--- start Source records ---

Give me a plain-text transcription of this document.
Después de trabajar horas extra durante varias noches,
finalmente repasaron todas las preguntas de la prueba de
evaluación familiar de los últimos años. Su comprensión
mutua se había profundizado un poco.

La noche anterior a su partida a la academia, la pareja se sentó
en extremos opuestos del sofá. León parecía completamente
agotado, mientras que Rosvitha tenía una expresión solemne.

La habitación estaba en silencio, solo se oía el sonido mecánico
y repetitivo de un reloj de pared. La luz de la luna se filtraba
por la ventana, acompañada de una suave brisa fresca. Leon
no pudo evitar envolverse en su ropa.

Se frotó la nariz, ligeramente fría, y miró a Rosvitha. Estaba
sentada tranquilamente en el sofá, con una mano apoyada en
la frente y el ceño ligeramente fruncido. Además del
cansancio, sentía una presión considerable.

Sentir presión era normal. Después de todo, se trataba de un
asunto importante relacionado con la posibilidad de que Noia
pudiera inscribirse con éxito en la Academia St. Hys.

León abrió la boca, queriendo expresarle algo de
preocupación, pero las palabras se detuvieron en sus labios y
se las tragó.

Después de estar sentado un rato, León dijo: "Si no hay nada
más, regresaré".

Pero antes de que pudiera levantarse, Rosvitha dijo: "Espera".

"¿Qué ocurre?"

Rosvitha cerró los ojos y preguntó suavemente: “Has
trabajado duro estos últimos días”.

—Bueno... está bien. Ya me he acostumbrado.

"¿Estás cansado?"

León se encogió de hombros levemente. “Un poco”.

--- end Source records ---
--- start Source records ---

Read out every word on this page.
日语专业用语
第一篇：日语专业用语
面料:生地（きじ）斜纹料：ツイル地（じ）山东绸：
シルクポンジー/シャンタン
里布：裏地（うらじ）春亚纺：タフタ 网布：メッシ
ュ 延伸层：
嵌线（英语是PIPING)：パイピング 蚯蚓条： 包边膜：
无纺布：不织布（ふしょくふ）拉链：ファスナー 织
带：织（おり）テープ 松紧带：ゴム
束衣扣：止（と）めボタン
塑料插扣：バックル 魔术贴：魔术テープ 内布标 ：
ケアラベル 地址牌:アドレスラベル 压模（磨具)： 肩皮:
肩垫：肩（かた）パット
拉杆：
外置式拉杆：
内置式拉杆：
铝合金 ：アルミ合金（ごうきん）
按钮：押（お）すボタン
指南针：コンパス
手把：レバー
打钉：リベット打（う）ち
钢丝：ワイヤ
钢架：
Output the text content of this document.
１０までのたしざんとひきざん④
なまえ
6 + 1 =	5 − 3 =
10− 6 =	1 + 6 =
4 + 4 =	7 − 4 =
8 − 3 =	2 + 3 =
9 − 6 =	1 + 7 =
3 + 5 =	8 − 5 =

--- end Source records ---

- Request
All lines in the data that contain the word "pudiera" should be copied.

- Expected answer
pudiera inscribirse con éxito en la Academia St. Hys.
Pero antes de que pudiera levantarse, Rosvitha dijo: "Espera".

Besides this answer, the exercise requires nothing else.